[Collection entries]
## start

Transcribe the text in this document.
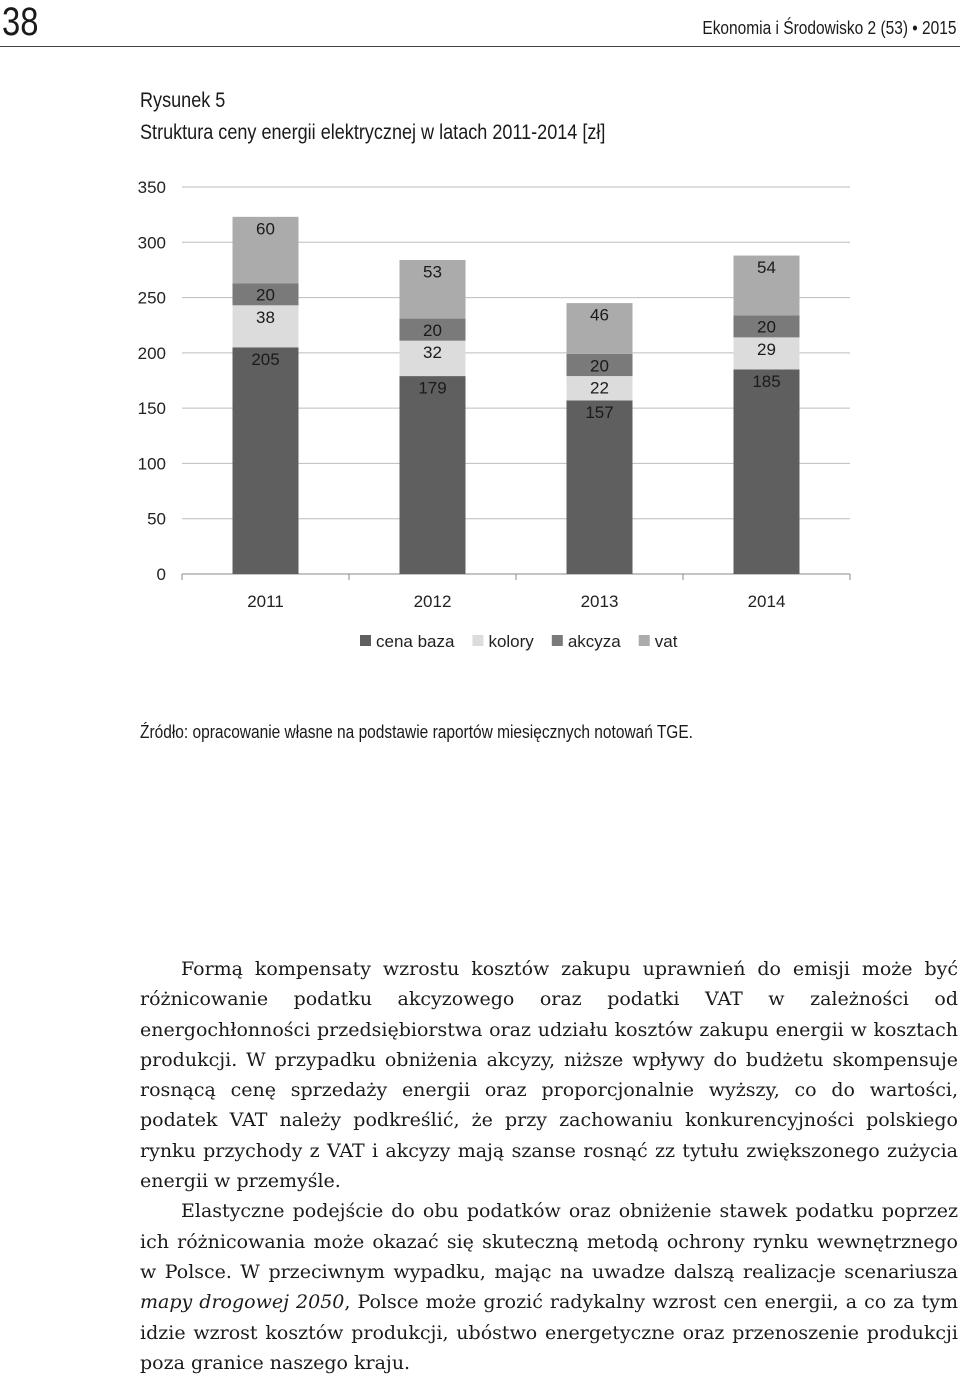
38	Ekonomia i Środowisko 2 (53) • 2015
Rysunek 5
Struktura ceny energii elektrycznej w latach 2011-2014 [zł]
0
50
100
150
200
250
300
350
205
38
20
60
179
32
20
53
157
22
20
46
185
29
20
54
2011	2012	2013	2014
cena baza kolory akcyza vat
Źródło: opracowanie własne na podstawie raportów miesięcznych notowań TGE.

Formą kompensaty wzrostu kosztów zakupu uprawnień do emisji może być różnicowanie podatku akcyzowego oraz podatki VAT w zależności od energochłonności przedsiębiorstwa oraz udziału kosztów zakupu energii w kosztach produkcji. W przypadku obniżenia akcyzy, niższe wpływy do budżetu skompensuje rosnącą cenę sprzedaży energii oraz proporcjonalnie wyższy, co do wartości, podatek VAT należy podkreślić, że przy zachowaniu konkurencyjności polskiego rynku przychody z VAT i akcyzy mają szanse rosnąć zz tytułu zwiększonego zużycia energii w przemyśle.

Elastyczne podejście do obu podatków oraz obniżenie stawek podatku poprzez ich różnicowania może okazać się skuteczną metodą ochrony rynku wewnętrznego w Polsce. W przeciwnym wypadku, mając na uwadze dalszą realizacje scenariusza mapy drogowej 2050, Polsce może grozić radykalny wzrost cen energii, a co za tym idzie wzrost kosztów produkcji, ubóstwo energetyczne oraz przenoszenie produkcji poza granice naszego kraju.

## end
## start

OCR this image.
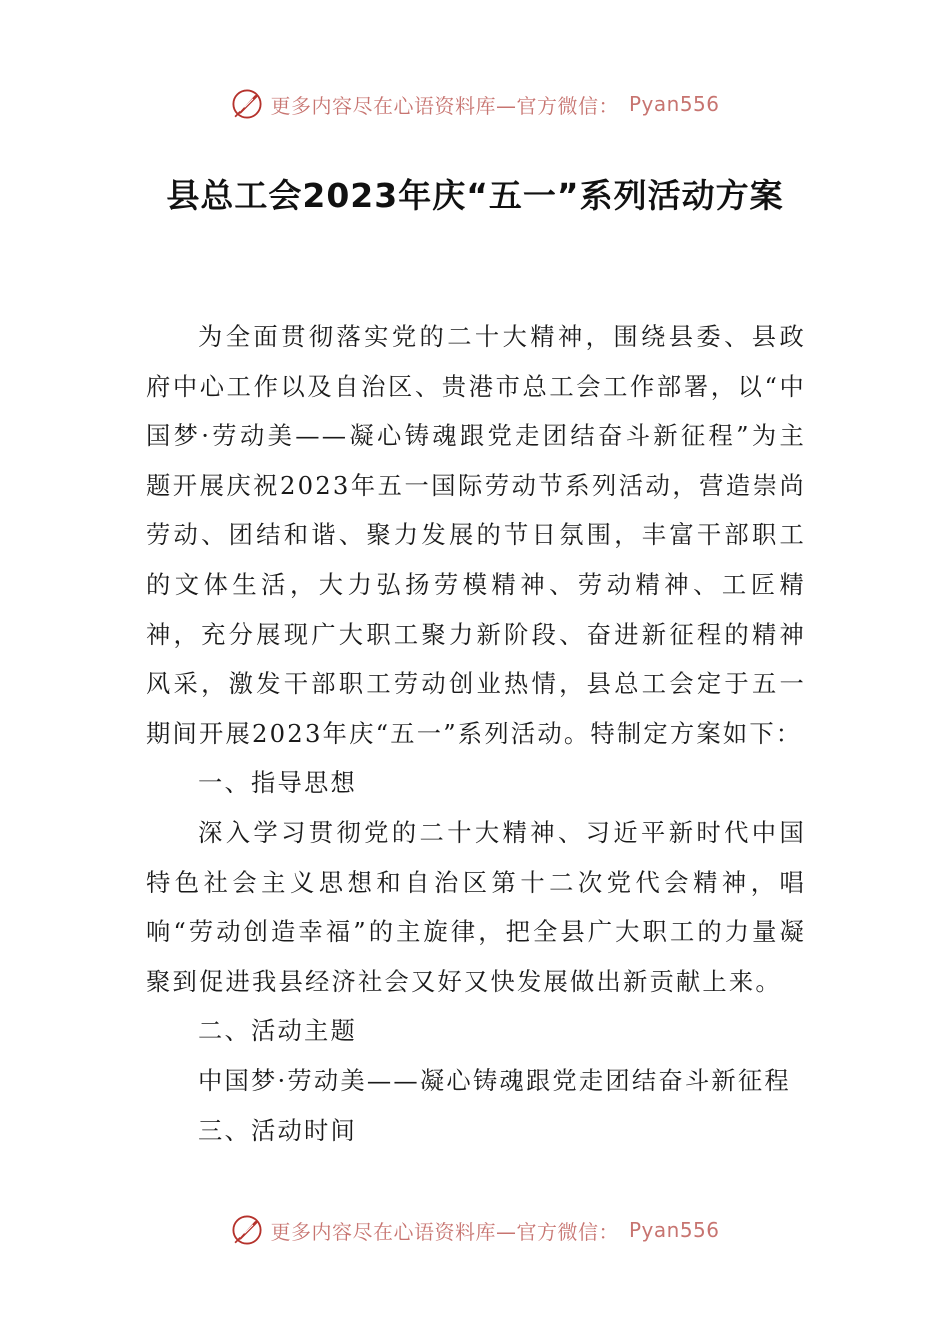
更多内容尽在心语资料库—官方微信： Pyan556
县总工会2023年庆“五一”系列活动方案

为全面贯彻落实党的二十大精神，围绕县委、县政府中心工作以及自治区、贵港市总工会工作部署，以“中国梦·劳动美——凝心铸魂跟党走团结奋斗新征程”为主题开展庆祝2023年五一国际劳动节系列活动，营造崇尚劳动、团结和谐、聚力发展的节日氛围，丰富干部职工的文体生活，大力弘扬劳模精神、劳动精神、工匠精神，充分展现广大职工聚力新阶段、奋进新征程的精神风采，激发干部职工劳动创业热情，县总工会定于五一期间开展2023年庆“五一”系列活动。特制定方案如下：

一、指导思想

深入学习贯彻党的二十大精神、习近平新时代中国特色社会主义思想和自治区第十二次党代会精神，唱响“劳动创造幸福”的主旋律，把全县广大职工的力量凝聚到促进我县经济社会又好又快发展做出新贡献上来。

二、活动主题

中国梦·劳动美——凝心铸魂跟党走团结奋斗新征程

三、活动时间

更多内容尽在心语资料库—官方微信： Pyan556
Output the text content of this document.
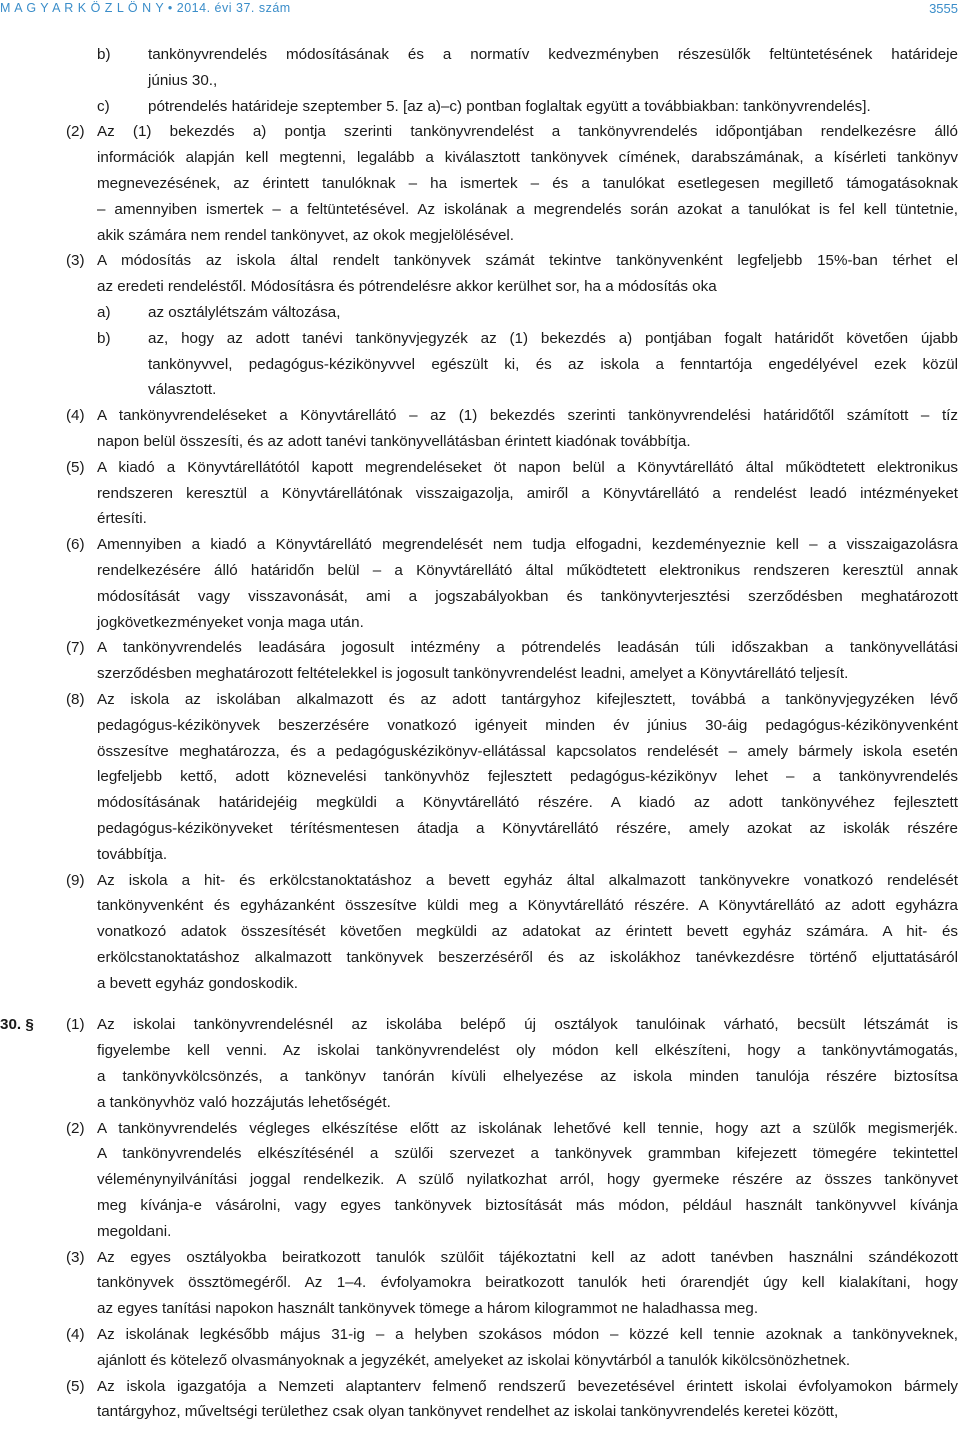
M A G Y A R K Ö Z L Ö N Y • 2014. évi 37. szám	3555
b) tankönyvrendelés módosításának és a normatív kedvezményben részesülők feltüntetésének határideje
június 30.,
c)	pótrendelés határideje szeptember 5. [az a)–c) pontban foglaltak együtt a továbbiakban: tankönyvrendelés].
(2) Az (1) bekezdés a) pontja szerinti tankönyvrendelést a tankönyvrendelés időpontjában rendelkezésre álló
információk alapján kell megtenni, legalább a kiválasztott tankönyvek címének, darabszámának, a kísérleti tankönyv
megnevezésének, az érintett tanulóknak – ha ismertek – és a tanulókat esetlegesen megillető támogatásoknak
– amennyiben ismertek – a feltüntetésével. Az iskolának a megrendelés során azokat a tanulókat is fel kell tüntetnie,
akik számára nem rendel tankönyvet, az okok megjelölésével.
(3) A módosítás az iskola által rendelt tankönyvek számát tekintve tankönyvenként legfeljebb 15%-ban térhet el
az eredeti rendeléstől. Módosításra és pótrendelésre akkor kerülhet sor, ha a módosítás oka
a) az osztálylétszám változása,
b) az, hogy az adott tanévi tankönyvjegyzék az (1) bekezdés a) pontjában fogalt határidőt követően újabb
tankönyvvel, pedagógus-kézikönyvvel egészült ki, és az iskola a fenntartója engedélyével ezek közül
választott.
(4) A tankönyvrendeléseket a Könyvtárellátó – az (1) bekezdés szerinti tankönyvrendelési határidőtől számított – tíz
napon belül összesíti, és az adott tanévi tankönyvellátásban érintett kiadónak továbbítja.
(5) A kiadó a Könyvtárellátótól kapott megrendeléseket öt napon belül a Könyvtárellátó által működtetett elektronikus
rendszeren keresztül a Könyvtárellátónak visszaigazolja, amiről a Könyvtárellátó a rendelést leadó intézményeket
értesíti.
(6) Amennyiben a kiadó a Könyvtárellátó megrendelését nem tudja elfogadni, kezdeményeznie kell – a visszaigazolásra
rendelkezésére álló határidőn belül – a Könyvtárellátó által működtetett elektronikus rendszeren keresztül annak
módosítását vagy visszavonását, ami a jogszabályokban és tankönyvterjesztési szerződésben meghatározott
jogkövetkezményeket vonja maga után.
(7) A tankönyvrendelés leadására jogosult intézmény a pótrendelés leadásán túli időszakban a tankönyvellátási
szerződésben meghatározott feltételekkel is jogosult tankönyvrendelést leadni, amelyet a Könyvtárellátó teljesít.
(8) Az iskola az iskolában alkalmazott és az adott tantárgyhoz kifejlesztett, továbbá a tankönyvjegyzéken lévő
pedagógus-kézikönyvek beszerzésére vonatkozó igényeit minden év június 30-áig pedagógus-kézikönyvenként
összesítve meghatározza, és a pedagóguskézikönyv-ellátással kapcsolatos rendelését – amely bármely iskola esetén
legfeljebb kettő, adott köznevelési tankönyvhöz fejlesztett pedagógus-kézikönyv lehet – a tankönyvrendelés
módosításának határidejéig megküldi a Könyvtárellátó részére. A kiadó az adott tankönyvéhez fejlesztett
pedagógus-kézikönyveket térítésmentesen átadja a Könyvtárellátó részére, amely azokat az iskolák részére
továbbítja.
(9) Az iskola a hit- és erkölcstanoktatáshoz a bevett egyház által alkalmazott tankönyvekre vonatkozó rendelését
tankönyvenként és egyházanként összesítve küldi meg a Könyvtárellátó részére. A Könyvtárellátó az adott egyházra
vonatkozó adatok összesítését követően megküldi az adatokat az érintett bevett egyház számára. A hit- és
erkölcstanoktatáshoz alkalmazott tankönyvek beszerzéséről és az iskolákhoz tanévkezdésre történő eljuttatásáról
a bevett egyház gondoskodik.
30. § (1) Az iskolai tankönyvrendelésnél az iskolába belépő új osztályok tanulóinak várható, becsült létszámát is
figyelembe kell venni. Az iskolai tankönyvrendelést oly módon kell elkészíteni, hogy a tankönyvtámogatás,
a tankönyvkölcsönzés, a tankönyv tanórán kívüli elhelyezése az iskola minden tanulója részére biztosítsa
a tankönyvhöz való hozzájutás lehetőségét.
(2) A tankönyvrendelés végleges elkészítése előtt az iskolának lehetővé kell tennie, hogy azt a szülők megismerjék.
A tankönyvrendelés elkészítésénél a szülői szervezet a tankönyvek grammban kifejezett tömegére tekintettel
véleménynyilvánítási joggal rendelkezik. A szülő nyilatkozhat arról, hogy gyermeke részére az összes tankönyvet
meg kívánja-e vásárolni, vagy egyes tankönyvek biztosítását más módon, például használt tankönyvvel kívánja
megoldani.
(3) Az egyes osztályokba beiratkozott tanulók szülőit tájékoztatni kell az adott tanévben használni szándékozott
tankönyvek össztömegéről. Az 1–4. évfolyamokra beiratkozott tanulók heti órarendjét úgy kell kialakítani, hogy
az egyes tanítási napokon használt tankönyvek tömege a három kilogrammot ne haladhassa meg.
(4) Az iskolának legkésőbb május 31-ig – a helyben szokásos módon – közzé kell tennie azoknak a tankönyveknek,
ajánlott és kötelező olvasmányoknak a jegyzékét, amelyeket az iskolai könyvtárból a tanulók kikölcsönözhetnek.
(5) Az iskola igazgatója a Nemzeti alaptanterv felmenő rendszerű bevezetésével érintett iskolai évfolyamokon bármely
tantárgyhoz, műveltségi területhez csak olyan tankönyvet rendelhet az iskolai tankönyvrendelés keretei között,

## end

Using the records above, find and show each line with the string "álló".

> [Completed exercise]
(2) Az (1) bekezdés a) pontja szerinti tankönyvrendelést a tankönyvrendelés időpontjában rendelkezésre álló
rendelkezésére álló határidőn belül – a Könyvtárellátó által működtetett elektronikus rendszeren keresztül annak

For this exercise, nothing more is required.